"""
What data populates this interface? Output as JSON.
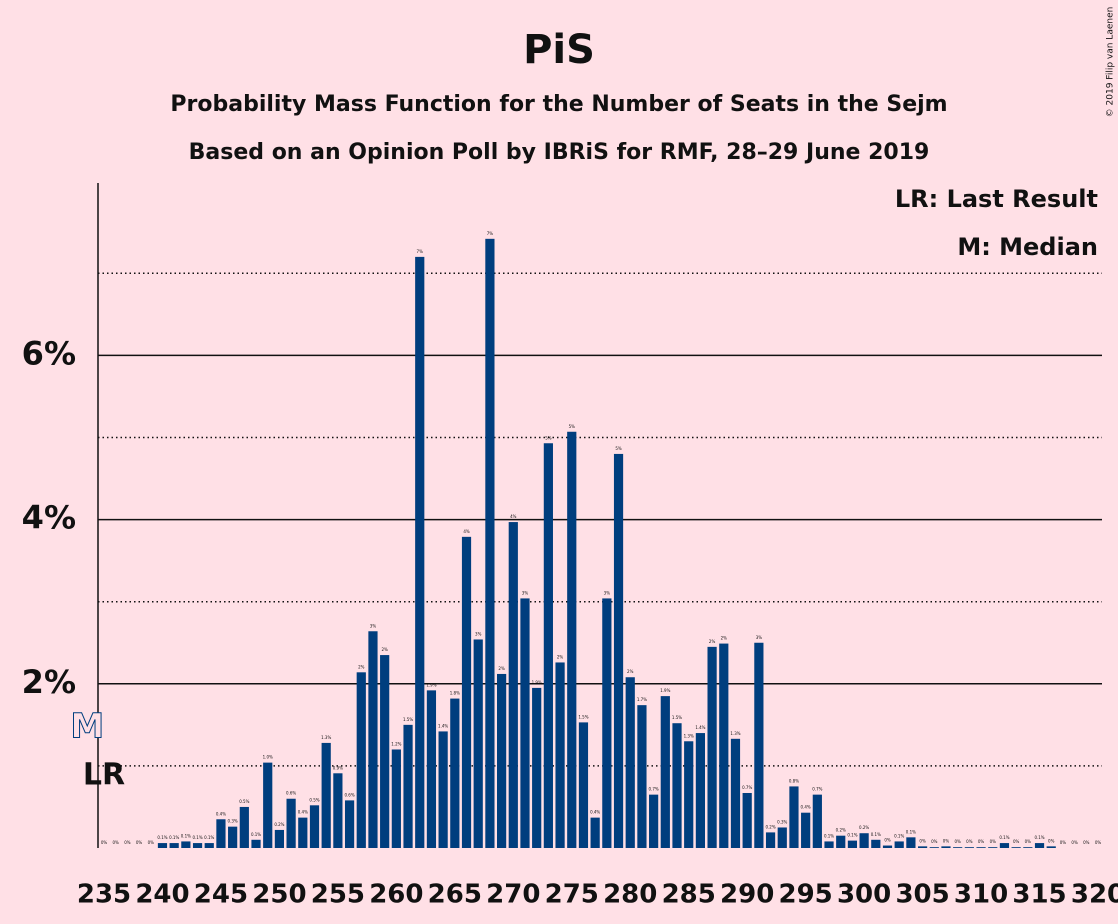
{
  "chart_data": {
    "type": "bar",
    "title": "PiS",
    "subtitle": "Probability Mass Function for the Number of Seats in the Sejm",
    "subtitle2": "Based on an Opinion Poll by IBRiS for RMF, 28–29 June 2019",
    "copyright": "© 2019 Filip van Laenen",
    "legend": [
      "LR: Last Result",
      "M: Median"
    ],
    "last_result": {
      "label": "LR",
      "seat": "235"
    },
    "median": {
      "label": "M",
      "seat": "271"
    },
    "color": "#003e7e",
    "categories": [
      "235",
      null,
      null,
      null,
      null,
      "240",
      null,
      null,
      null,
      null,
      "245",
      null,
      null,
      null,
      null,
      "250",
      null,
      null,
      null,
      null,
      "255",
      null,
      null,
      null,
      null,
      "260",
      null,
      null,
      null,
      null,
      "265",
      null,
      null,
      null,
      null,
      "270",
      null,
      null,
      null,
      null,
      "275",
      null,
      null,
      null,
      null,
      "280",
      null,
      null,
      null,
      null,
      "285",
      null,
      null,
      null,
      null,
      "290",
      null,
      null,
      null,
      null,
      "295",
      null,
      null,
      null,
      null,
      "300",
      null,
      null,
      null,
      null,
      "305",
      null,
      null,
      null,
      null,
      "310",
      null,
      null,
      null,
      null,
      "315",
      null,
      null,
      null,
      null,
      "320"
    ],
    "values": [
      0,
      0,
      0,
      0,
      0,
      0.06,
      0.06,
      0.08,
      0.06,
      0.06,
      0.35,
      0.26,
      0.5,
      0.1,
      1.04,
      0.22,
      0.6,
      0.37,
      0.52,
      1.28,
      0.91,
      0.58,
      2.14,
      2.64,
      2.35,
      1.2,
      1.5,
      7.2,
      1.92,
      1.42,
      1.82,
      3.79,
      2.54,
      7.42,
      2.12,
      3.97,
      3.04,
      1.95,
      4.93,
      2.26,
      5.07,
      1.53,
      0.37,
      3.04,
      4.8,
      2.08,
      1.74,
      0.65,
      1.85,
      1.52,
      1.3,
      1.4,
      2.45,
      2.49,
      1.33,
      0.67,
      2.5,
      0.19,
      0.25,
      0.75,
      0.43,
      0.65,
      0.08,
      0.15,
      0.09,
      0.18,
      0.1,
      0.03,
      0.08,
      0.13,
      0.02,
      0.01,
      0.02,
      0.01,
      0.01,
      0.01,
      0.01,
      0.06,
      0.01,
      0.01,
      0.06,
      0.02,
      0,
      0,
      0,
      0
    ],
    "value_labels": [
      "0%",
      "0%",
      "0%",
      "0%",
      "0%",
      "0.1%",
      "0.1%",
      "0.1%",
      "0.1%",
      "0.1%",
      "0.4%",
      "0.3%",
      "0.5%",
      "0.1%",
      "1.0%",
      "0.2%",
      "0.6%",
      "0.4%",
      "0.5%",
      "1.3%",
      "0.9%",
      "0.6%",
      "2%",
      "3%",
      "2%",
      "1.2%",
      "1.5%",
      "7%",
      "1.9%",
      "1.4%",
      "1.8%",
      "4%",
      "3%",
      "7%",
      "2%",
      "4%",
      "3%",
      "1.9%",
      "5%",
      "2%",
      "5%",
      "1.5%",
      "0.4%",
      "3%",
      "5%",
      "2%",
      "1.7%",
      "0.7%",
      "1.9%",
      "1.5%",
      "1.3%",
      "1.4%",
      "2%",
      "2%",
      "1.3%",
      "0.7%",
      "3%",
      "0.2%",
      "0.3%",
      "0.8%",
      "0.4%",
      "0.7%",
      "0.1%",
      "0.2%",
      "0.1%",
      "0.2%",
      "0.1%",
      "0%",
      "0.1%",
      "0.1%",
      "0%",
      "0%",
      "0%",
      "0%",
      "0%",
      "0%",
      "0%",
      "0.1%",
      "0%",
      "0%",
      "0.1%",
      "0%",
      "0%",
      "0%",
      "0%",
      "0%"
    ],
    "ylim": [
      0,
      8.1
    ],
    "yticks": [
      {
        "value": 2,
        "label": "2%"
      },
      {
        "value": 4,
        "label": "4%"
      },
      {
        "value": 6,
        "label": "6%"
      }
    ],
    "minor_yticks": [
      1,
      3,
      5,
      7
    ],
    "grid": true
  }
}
"""
[Stated goal] Without including any pictures, print all of the material exactly as given.

[Worked answer]
What data populates this interface? Output as JSON.
{
  "chart_data": {
    "type": "bar",
    "title": "PiS",
    "subtitle": "Probability Mass Function for the Number of Seats in the Sejm",
    "subtitle2": "Based on an Opinion Poll by IBRiS for RMF, 28–29 June 2019",
    "copyright": "© 2019 Filip van Laenen",
    "legend": [
      "LR: Last Result",
      "M: Median"
    ],
    "last_result": {
      "label": "LR",
      "seat": "235"
    },
    "median": {
      "label": "M",
      "seat": "271"
    },
    "color": "#003e7e",
    "categories": [
      "235",
      null,
      null,
      null,
      null,
      "240",
      null,
      null,
      null,
      null,
      "245",
      null,
      null,
      null,
      null,
      "250",
      null,
      null,
      null,
      null,
      "255",
      null,
      null,
      null,
      null,
      "260",
      null,
      null,
      null,
      null,
      "265",
      null,
      null,
      null,
      null,
      "270",
      null,
      null,
      null,
      null,
      "275",
      null,
      null,
      null,
      null,
      "280",
      null,
      null,
      null,
      null,
      "285",
      null,
      null,
      null,
      null,
      "290",
      null,
      null,
      null,
      null,
      "295",
      null,
      null,
      null,
      null,
      "300",
      null,
      null,
      null,
      null,
      "305",
      null,
      null,
      null,
      null,
      "310",
      null,
      null,
      null,
      null,
      "315",
      null,
      null,
      null,
      null,
      "320"
    ],
    "values": [
      0,
      0,
      0,
      0,
      0,
      0.06,
      0.06,
      0.08,
      0.06,
      0.06,
      0.35,
      0.26,
      0.5,
      0.1,
      1.04,
      0.22,
      0.6,
      0.37,
      0.52,
      1.28,
      0.91,
      0.58,
      2.14,
      2.64,
      2.35,
      1.2,
      1.5,
      7.2,
      1.92,
      1.42,
      1.82,
      3.79,
      2.54,
      7.42,
      2.12,
      3.97,
      3.04,
      1.95,
      4.93,
      2.26,
      5.07,
      1.53,
      0.37,
      3.04,
      4.8,
      2.08,
      1.74,
      0.65,
      1.85,
      1.52,
      1.3,
      1.4,
      2.45,
      2.49,
      1.33,
      0.67,
      2.5,
      0.19,
      0.25,
      0.75,
      0.43,
      0.65,
      0.08,
      0.15,
      0.09,
      0.18,
      0.1,
      0.03,
      0.08,
      0.13,
      0.02,
      0.01,
      0.02,
      0.01,
      0.01,
      0.01,
      0.01,
      0.06,
      0.01,
      0.01,
      0.06,
      0.02,
      0,
      0,
      0,
      0
    ],
    "value_labels": [
      "0%",
      "0%",
      "0%",
      "0%",
      "0%",
      "0.1%",
      "0.1%",
      "0.1%",
      "0.1%",
      "0.1%",
      "0.4%",
      "0.3%",
      "0.5%",
      "0.1%",
      "1.0%",
      "0.2%",
      "0.6%",
      "0.4%",
      "0.5%",
      "1.3%",
      "0.9%",
      "0.6%",
      "2%",
      "3%",
      "2%",
      "1.2%",
      "1.5%",
      "7%",
      "1.9%",
      "1.4%",
      "1.8%",
      "4%",
      "3%",
      "7%",
      "2%",
      "4%",
      "3%",
      "1.9%",
      "5%",
      "2%",
      "5%",
      "1.5%",
      "0.4%",
      "3%",
      "5%",
      "2%",
      "1.7%",
      "0.7%",
      "1.9%",
      "1.5%",
      "1.3%",
      "1.4%",
      "2%",
      "2%",
      "1.3%",
      "0.7%",
      "3%",
      "0.2%",
      "0.3%",
      "0.8%",
      "0.4%",
      "0.7%",
      "0.1%",
      "0.2%",
      "0.1%",
      "0.2%",
      "0.1%",
      "0%",
      "0.1%",
      "0.1%",
      "0%",
      "0%",
      "0%",
      "0%",
      "0%",
      "0%",
      "0%",
      "0.1%",
      "0%",
      "0%",
      "0.1%",
      "0%",
      "0%",
      "0%",
      "0%",
      "0%"
    ],
    "ylim": [
      0,
      8.1
    ],
    "yticks": [
      {
        "value": 2,
        "label": "2%"
      },
      {
        "value": 4,
        "label": "4%"
      },
      {
        "value": 6,
        "label": "6%"
      }
    ],
    "minor_yticks": [
      1,
      3,
      5,
      7
    ],
    "grid": true
  }
}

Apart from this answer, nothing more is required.